**Work required:**
Examine the records and identify each line that includes the string "name". Copy those lines.

Extracts from a graphics dataset
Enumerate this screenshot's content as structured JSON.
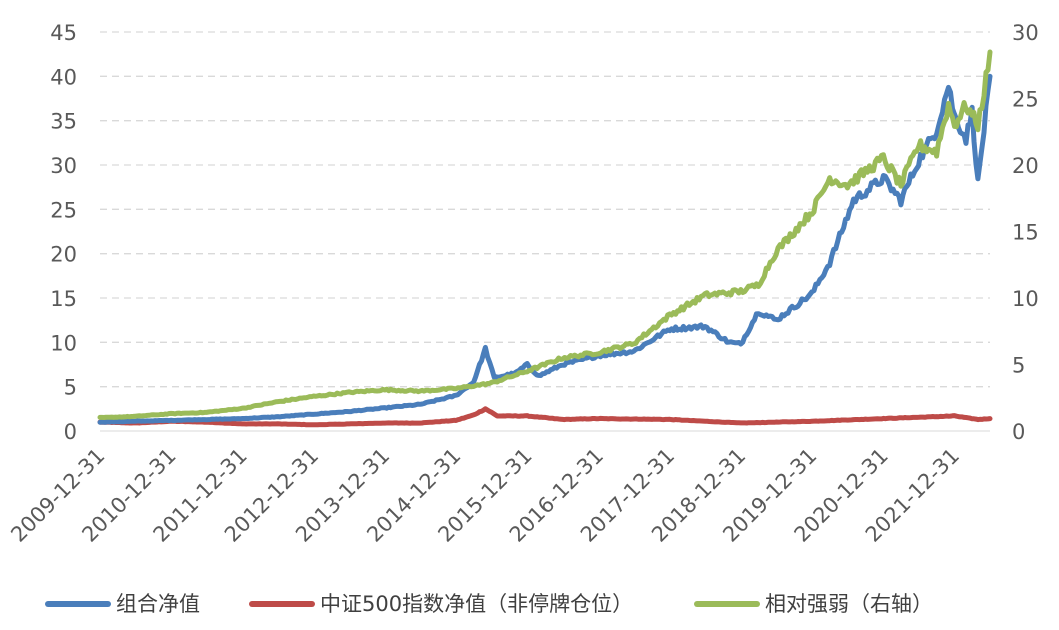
{
  "chart_data": {
    "type": "line",
    "xlabel": "",
    "ylabel": "",
    "y_left": {
      "min": 0,
      "max": 45,
      "ticks": [
        "0",
        "5",
        "10",
        "15",
        "20",
        "25",
        "30",
        "35",
        "40",
        "45"
      ]
    },
    "y_right": {
      "min": 0,
      "max": 30,
      "ticks": [
        "0",
        "5",
        "10",
        "15",
        "20",
        "25",
        "30"
      ]
    },
    "x_ticks": [
      "2009-12-31",
      "2010-12-31",
      "2011-12-31",
      "2012-12-31",
      "2013-12-31",
      "2014-12-31",
      "2015-12-31",
      "2016-12-31",
      "2017-12-31",
      "2018-12-31",
      "2019-12-31",
      "2020-12-31",
      "2021-12-31"
    ],
    "x_range": [
      "2009-12-31",
      "2022-07-01"
    ],
    "grid": "horizontal-dashed",
    "legend_position": "bottom",
    "series": [
      {
        "name": "组合净值",
        "axis": "left",
        "color": "#4a7ebb",
        "points": [
          [
            "2009-12-31",
            1.0
          ],
          [
            "2010-06-30",
            1.1
          ],
          [
            "2010-12-31",
            1.2
          ],
          [
            "2011-06-30",
            1.3
          ],
          [
            "2011-12-31",
            1.4
          ],
          [
            "2012-06-30",
            1.6
          ],
          [
            "2012-12-31",
            1.9
          ],
          [
            "2013-06-30",
            2.2
          ],
          [
            "2013-12-31",
            2.6
          ],
          [
            "2014-06-30",
            3.0
          ],
          [
            "2014-12-31",
            4.0
          ],
          [
            "2015-03-31",
            5.5
          ],
          [
            "2015-05-31",
            9.3
          ],
          [
            "2015-07-15",
            6.0
          ],
          [
            "2015-10-31",
            6.5
          ],
          [
            "2015-12-31",
            7.5
          ],
          [
            "2016-02-28",
            6.2
          ],
          [
            "2016-06-30",
            7.5
          ],
          [
            "2016-12-31",
            8.5
          ],
          [
            "2017-06-30",
            9.0
          ],
          [
            "2017-12-31",
            11.5
          ],
          [
            "2018-06-30",
            11.8
          ],
          [
            "2018-10-31",
            10.0
          ],
          [
            "2018-12-31",
            9.8
          ],
          [
            "2019-03-31",
            13.5
          ],
          [
            "2019-06-30",
            12.5
          ],
          [
            "2019-12-31",
            15.5
          ],
          [
            "2020-03-31",
            19.0
          ],
          [
            "2020-07-31",
            26.0
          ],
          [
            "2020-12-31",
            28.5
          ],
          [
            "2021-03-31",
            26.0
          ],
          [
            "2021-06-30",
            30.5
          ],
          [
            "2021-09-30",
            34.0
          ],
          [
            "2021-11-30",
            39.0
          ],
          [
            "2021-12-31",
            35.5
          ],
          [
            "2022-02-28",
            33.0
          ],
          [
            "2022-03-31",
            36.0
          ],
          [
            "2022-04-30",
            28.0
          ],
          [
            "2022-05-31",
            34.0
          ],
          [
            "2022-07-01",
            40.0
          ]
        ]
      },
      {
        "name": "中证500指数净值（非停牌仓位）",
        "axis": "left",
        "color": "#be4b48",
        "points": [
          [
            "2009-12-31",
            1.0
          ],
          [
            "2010-06-30",
            0.9
          ],
          [
            "2010-12-31",
            1.1
          ],
          [
            "2011-06-30",
            1.0
          ],
          [
            "2011-12-31",
            0.8
          ],
          [
            "2012-06-30",
            0.8
          ],
          [
            "2012-12-31",
            0.7
          ],
          [
            "2013-06-30",
            0.8
          ],
          [
            "2013-12-31",
            0.9
          ],
          [
            "2014-06-30",
            0.9
          ],
          [
            "2014-12-31",
            1.2
          ],
          [
            "2015-03-31",
            1.8
          ],
          [
            "2015-05-31",
            2.5
          ],
          [
            "2015-07-31",
            1.7
          ],
          [
            "2015-12-31",
            1.7
          ],
          [
            "2016-06-30",
            1.3
          ],
          [
            "2016-12-31",
            1.4
          ],
          [
            "2017-12-31",
            1.3
          ],
          [
            "2018-12-31",
            0.9
          ],
          [
            "2019-12-31",
            1.1
          ],
          [
            "2020-12-31",
            1.4
          ],
          [
            "2021-12-31",
            1.7
          ],
          [
            "2022-04-30",
            1.3
          ],
          [
            "2022-07-01",
            1.4
          ]
        ]
      },
      {
        "name": "相对强弱（右轴）",
        "axis": "right",
        "color": "#9bbb59",
        "points": [
          [
            "2009-12-31",
            1.0
          ],
          [
            "2010-06-30",
            1.1
          ],
          [
            "2010-12-31",
            1.3
          ],
          [
            "2011-06-30",
            1.4
          ],
          [
            "2011-12-31",
            1.7
          ],
          [
            "2012-06-30",
            2.2
          ],
          [
            "2012-12-31",
            2.6
          ],
          [
            "2013-06-30",
            2.9
          ],
          [
            "2013-12-31",
            3.1
          ],
          [
            "2014-06-30",
            3.0
          ],
          [
            "2014-12-31",
            3.2
          ],
          [
            "2015-06-30",
            3.6
          ],
          [
            "2015-12-31",
            4.5
          ],
          [
            "2016-06-30",
            5.5
          ],
          [
            "2016-12-31",
            5.9
          ],
          [
            "2017-06-30",
            6.6
          ],
          [
            "2017-12-31",
            8.7
          ],
          [
            "2018-06-30",
            10.2
          ],
          [
            "2018-12-31",
            10.5
          ],
          [
            "2019-03-31",
            11.0
          ],
          [
            "2019-06-30",
            13.5
          ],
          [
            "2019-12-31",
            16.5
          ],
          [
            "2020-03-31",
            19.0
          ],
          [
            "2020-06-30",
            18.5
          ],
          [
            "2020-12-31",
            20.5
          ],
          [
            "2021-03-31",
            18.5
          ],
          [
            "2021-06-30",
            21.5
          ],
          [
            "2021-09-30",
            21.0
          ],
          [
            "2021-11-30",
            24.5
          ],
          [
            "2021-12-31",
            23.0
          ],
          [
            "2022-02-28",
            24.5
          ],
          [
            "2022-04-30",
            23.0
          ],
          [
            "2022-05-31",
            25.5
          ],
          [
            "2022-07-01",
            28.5
          ]
        ]
      }
    ]
  }
}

**Written response:**
        "name": "组合净值",
        "name": "中证500指数净值（非停牌仓位）",
        "name": "相对强弱（右轴）",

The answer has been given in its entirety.